__TASK DIRECTIONS__: Search the material below for the word "JSON" and copy every line in which it occurs.

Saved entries
** START **

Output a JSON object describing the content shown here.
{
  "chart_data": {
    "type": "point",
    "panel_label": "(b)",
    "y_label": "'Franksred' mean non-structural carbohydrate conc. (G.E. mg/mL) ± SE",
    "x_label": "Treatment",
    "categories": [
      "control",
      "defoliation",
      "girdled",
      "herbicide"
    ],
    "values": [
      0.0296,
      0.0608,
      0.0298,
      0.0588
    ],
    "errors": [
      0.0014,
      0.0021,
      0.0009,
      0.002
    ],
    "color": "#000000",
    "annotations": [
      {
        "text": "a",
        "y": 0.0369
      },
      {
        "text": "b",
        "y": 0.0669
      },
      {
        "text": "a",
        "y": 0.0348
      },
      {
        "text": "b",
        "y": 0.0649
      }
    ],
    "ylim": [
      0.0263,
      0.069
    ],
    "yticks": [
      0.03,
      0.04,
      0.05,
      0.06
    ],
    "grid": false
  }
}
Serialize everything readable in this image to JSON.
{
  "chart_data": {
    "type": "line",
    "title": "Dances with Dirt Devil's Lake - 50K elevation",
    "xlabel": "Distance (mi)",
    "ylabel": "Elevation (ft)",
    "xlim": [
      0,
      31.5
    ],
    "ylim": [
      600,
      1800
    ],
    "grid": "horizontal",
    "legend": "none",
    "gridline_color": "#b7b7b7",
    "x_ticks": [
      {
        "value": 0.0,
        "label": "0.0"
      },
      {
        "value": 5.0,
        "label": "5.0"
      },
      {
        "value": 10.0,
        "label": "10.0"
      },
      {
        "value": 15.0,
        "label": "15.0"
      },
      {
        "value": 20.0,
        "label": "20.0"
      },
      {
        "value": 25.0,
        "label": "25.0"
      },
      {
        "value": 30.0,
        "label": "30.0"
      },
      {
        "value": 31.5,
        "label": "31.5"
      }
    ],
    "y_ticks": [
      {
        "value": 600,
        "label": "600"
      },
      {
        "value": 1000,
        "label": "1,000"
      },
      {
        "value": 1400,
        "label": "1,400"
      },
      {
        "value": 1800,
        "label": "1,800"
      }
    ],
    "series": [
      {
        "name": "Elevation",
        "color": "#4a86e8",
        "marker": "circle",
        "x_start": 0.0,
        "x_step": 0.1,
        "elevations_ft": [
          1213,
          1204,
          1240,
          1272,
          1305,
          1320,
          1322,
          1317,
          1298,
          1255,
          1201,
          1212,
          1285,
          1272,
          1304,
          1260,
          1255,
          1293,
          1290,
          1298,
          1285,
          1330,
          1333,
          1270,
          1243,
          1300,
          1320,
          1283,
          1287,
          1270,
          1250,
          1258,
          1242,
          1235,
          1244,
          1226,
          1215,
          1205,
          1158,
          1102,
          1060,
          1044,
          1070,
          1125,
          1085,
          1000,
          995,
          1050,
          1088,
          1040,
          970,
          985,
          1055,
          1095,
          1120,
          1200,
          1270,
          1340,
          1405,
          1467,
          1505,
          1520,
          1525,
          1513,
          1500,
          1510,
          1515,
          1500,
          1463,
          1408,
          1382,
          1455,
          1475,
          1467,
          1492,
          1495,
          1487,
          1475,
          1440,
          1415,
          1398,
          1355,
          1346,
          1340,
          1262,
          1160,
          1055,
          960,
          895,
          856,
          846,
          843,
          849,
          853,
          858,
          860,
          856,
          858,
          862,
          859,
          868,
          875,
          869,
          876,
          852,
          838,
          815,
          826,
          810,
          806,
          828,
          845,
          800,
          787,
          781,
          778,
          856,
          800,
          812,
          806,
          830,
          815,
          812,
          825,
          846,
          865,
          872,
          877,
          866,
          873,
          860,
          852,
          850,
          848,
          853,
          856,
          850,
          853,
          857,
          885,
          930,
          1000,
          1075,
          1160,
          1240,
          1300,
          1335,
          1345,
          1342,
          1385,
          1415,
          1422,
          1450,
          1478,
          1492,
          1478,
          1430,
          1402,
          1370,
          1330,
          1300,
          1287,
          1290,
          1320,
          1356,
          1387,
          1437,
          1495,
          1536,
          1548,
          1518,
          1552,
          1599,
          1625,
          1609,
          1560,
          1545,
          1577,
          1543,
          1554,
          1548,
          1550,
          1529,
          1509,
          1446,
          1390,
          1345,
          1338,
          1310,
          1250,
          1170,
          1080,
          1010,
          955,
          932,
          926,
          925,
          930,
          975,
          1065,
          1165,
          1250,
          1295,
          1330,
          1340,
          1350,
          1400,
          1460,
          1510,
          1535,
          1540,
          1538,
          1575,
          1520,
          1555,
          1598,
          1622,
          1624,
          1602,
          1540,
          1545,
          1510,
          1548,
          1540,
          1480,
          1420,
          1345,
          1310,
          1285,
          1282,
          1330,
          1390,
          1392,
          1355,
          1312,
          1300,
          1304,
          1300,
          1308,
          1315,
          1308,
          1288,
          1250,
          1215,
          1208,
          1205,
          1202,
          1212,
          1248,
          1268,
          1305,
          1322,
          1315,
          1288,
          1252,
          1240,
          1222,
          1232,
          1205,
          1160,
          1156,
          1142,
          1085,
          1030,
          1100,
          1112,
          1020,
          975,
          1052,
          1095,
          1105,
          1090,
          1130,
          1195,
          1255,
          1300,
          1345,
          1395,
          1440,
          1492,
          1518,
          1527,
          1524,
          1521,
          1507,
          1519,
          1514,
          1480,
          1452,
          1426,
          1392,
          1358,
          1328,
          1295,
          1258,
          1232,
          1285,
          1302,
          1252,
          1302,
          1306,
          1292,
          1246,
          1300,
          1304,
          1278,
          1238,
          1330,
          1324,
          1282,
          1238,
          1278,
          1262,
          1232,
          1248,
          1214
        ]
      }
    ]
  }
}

** END **

__THE ANSWER__:
Output a JSON object describing the content shown here.
Serialize everything readable in this image to JSON.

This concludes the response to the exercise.